* [Short problem]:
From the records below, copy every line that contains the word "title".

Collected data
** START **
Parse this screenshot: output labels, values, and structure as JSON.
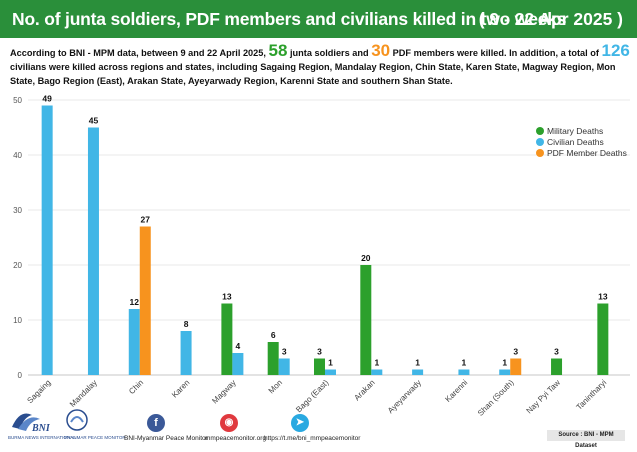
{
  "header": {
    "title": "No. of junta soldiers, PDF members and civilians killed in two weeks",
    "date_range": "( 9 - 22 Apr 2025 )"
  },
  "intro": {
    "part1": "According to BNI - MPM data, between 9 and 22 April 2025,",
    "junta_count": "58",
    "part2": "junta soldiers and",
    "pdf_count": "30",
    "part3": "PDF members were killed. In addition, a total of",
    "civilian_count": "126",
    "part4": "civilians were killed across regions and states, including Sagaing Region, Mandalay Region, Chin State, Karen State, Magway Region, Mon State, Bago Region (East), Arakan State, Ayeyarwady Region, Karenni State and southern Shan State."
  },
  "colors": {
    "military": "#2ca02c",
    "civilian": "#41b6e6",
    "pdf": "#f7931e",
    "banner": "#2a8f3a"
  },
  "chart_data": {
    "type": "bar",
    "categories": [
      "Sagaing",
      "Mandalay",
      "Chin",
      "Karen",
      "Magway",
      "Mon",
      "Bago (East)",
      "Arakan",
      "Ayeyarwady",
      "Karenni",
      "Shan (South)",
      "Nay Pyi Taw",
      "Tanintharyi"
    ],
    "series": [
      {
        "name": "Military Deaths",
        "values": [
          null,
          null,
          null,
          null,
          13,
          6,
          3,
          20,
          null,
          null,
          null,
          3,
          13
        ]
      },
      {
        "name": "Civilian Deaths",
        "values": [
          49,
          45,
          12,
          8,
          4,
          3,
          1,
          1,
          1,
          1,
          1,
          null,
          null
        ]
      },
      {
        "name": "PDF Member Deaths",
        "values": [
          null,
          null,
          27,
          null,
          null,
          null,
          null,
          null,
          null,
          null,
          3,
          null,
          null
        ]
      }
    ],
    "ylim": [
      0,
      50
    ],
    "yticks": [
      0,
      10,
      20,
      30,
      40,
      50
    ],
    "grid": true,
    "legend_position": "top-right"
  },
  "footer": {
    "bni_logo_text": "BNI",
    "bni_logo_sub": "BURMA NEWS INTERNATIONAL",
    "mpm_logo_sub": "MYANMAR PEACE MONITOR",
    "facebook_label": "BNI-Myanmar Peace Monitor",
    "website_label": "mmpeacemonitor.org",
    "telegram_label": "https://t.me/bni_mmpeacemonitor",
    "source": "Source : BNI - MPM Dataset"
  }
}
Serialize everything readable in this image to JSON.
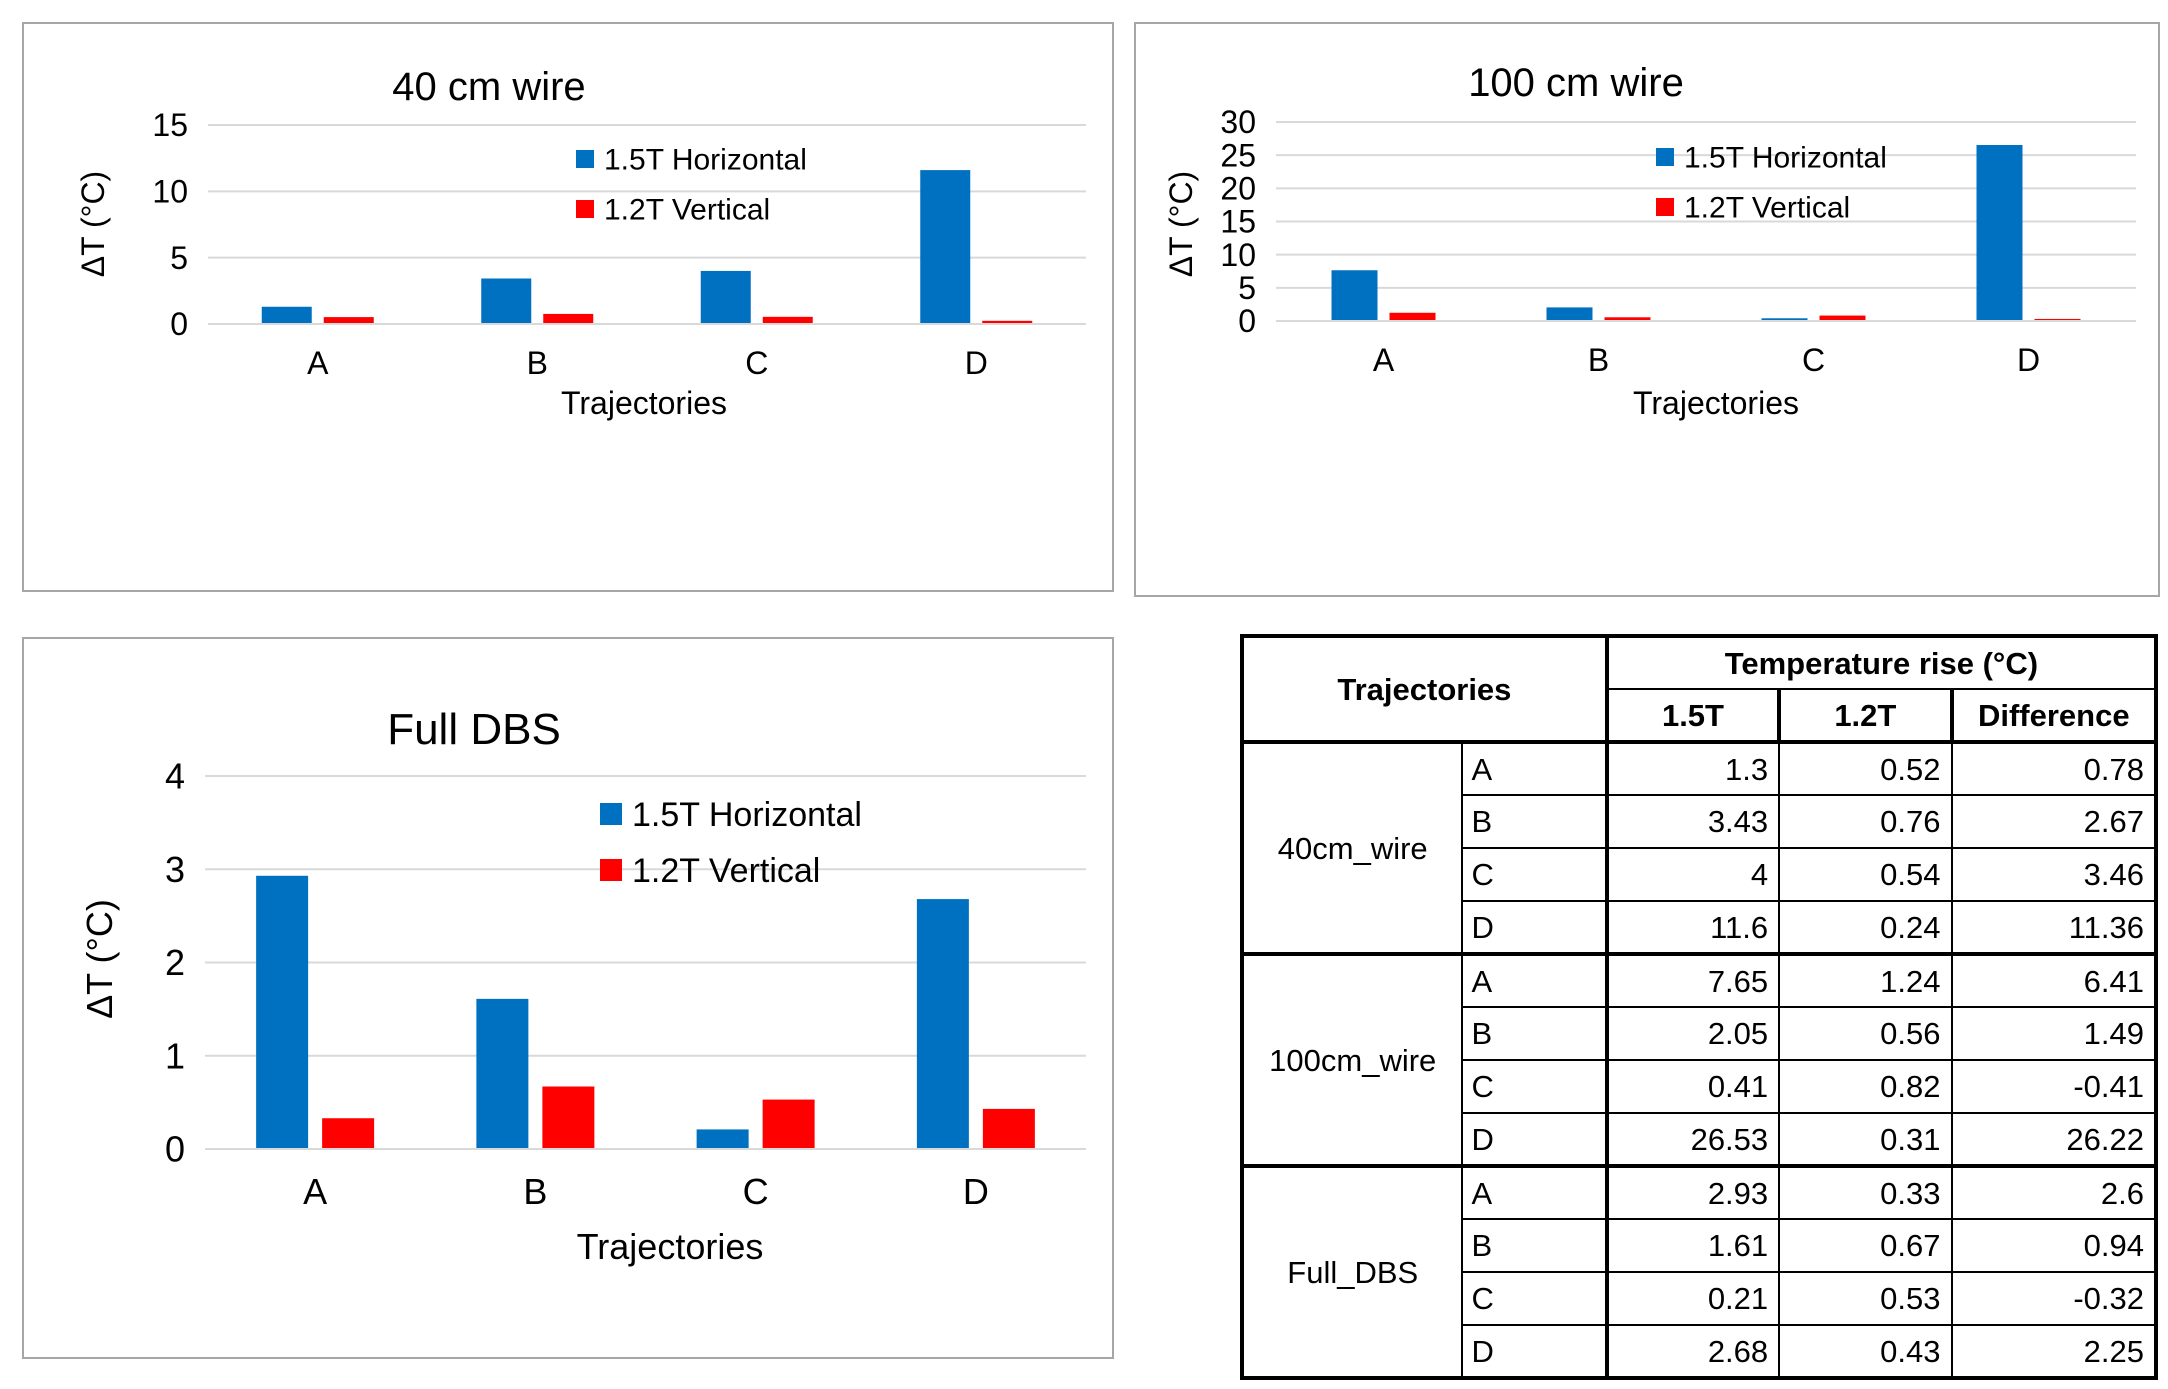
{
  "colors": {
    "horizontal": "#0070c0",
    "vertical": "#ff0000",
    "grid": "#d9d9d9"
  },
  "chart_data": [
    {
      "type": "bar",
      "title": "40 cm wire",
      "xlabel": "Trajectories",
      "ylabel": "ΔT (°C)",
      "categories": [
        "A",
        "B",
        "C",
        "D"
      ],
      "ylim": [
        0,
        15
      ],
      "yticks": [
        0,
        5,
        10,
        15
      ],
      "series": [
        {
          "name": "1.5T Horizontal",
          "values": [
            1.3,
            3.43,
            4,
            11.6
          ]
        },
        {
          "name": "1.2T Vertical",
          "values": [
            0.52,
            0.76,
            0.54,
            0.24
          ]
        }
      ]
    },
    {
      "type": "bar",
      "title": "100 cm wire",
      "xlabel": "Trajectories",
      "ylabel": "ΔT (°C)",
      "categories": [
        "A",
        "B",
        "C",
        "D"
      ],
      "ylim": [
        0,
        30
      ],
      "yticks": [
        0,
        5,
        10,
        15,
        20,
        25,
        30
      ],
      "series": [
        {
          "name": "1.5T Horizontal",
          "values": [
            7.65,
            2.05,
            0.41,
            26.53
          ]
        },
        {
          "name": "1.2T Vertical",
          "values": [
            1.24,
            0.56,
            0.82,
            0.31
          ]
        }
      ]
    },
    {
      "type": "bar",
      "title": "Full DBS",
      "xlabel": "Trajectories",
      "ylabel": "ΔT (°C)",
      "categories": [
        "A",
        "B",
        "C",
        "D"
      ],
      "ylim": [
        0,
        4
      ],
      "yticks": [
        0,
        1,
        2,
        3,
        4
      ],
      "series": [
        {
          "name": "1.5T Horizontal",
          "values": [
            2.93,
            1.61,
            0.21,
            2.68
          ]
        },
        {
          "name": "1.2T Vertical",
          "values": [
            0.33,
            0.67,
            0.53,
            0.43
          ]
        }
      ]
    }
  ],
  "table": {
    "header_trajectories": "Trajectories",
    "header_temp": "Temperature rise (°C)",
    "col_1": "1.5T",
    "col_2": "1.2T",
    "col_3": "Difference",
    "groups": [
      {
        "name": "40cm_wire",
        "rows": [
          {
            "traj": "A",
            "v1": "1.3",
            "v2": "0.52",
            "diff": "0.78"
          },
          {
            "traj": "B",
            "v1": "3.43",
            "v2": "0.76",
            "diff": "2.67"
          },
          {
            "traj": "C",
            "v1": "4",
            "v2": "0.54",
            "diff": "3.46"
          },
          {
            "traj": "D",
            "v1": "11.6",
            "v2": "0.24",
            "diff": "11.36"
          }
        ]
      },
      {
        "name": "100cm_wire",
        "rows": [
          {
            "traj": "A",
            "v1": "7.65",
            "v2": "1.24",
            "diff": "6.41"
          },
          {
            "traj": "B",
            "v1": "2.05",
            "v2": "0.56",
            "diff": "1.49"
          },
          {
            "traj": "C",
            "v1": "0.41",
            "v2": "0.82",
            "diff": "-0.41"
          },
          {
            "traj": "D",
            "v1": "26.53",
            "v2": "0.31",
            "diff": "26.22"
          }
        ]
      },
      {
        "name": "Full_DBS",
        "rows": [
          {
            "traj": "A",
            "v1": "2.93",
            "v2": "0.33",
            "diff": "2.6"
          },
          {
            "traj": "B",
            "v1": "1.61",
            "v2": "0.67",
            "diff": "0.94"
          },
          {
            "traj": "C",
            "v1": "0.21",
            "v2": "0.53",
            "diff": "-0.32"
          },
          {
            "traj": "D",
            "v1": "2.68",
            "v2": "0.43",
            "diff": "2.25"
          }
        ]
      }
    ]
  }
}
** END **
* [Response to this task]:
    "title": "No. of junta soldiers, PDF members and civilians killed in two weeks",
      "title": "40 cm wire",
      "title": "100 cm wire",
      "title": "Full DBS",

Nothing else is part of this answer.